Source extract:
## START

For $Re(s) > 1$ we have
$$\zeta(s) = \sum_{n=1}^{\infty} \frac{1}{n^s}.$$
We want to find a function that agrees with $\zeta(s)$ for $Re(s) > 1$ but is defined for $Re(s) \le 1$.

Let
$$f(s) = \sum_{n=1}^{\infty} \frac{(-1)^{n+1}}{n^s} = 1 - \frac{1}{2^s} + \frac{1}{3^s} - \frac{1}{4^s} +...$$
Then
$$\begin{aligned}
f(s) &= \sum_{n=1}^{\infty} \frac{(-1)^{n+1}}{n^s} = \sum_{n=1}^{\infty} \frac{1}{n^s} - 2 \sum_{n=1}^{\infty} \frac{1}{(2n)^s} \\
&= \sum_{n=1}^{\infty} \frac{1}{n^s} - \frac{2}{2^s} \sum_{n=1}^{\infty} \frac{1}{n^s} \\
&= \zeta(s) - \frac{1}{2^{s-1}} \zeta(s) = (1 - 2^{1-s}) \zeta(s).
\end{aligned}$$
So
$$\zeta(s) = \frac{f(s)}{1 - 2^{1-s}}.$$
We know that $f(s)$ converges for $Re(s) > 0$.

## Example
$$\begin{aligned}
f(1) &= 1 - \frac{1}{2} + \frac{1}{3} - \frac{1}{4} +... = \ln{2} \\
\zeta(1) &= \frac{f(1)}{1 - 2^{1-1}} = \frac{\ln{2}}{0} = \infty.
\end{aligned}$$

## END

Material provided:
## START

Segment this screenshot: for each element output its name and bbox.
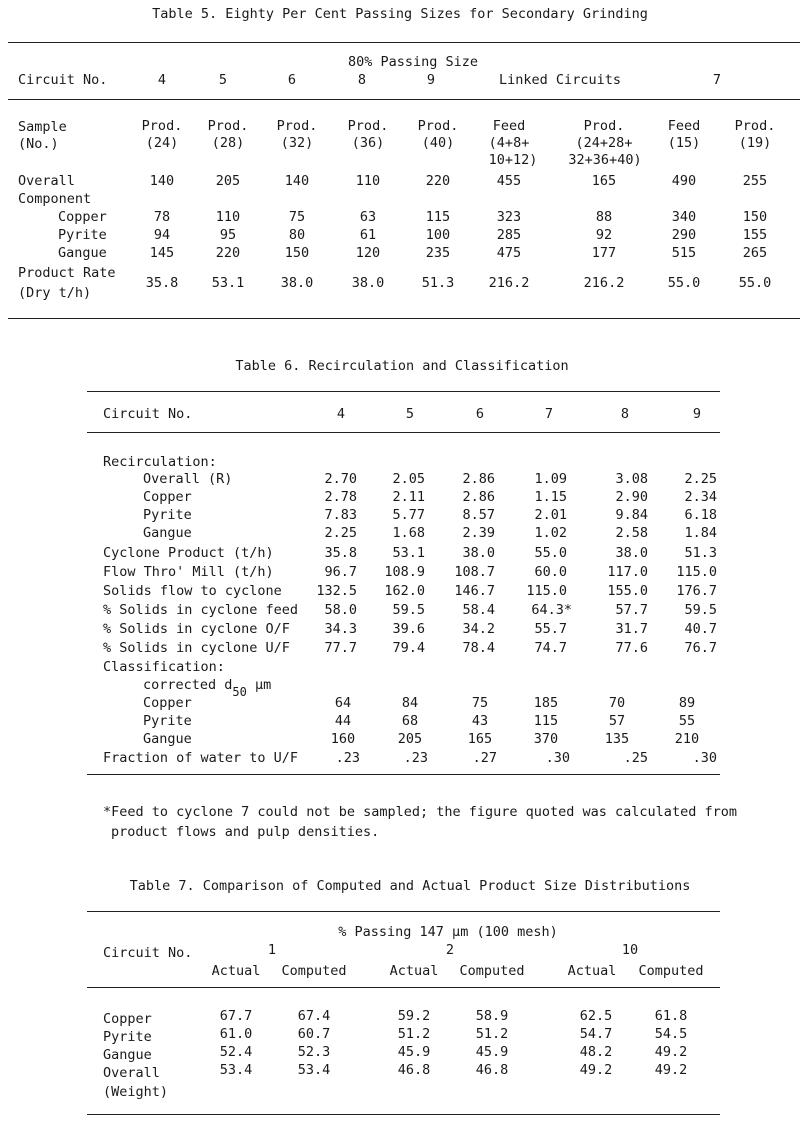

## END

Written instruction:
According to the excerpt on extending the zeta function, for which values of s does f(s) converge? The lines on this page have no role in the task.

Task output:
f(s) converges for Re(s) > 0.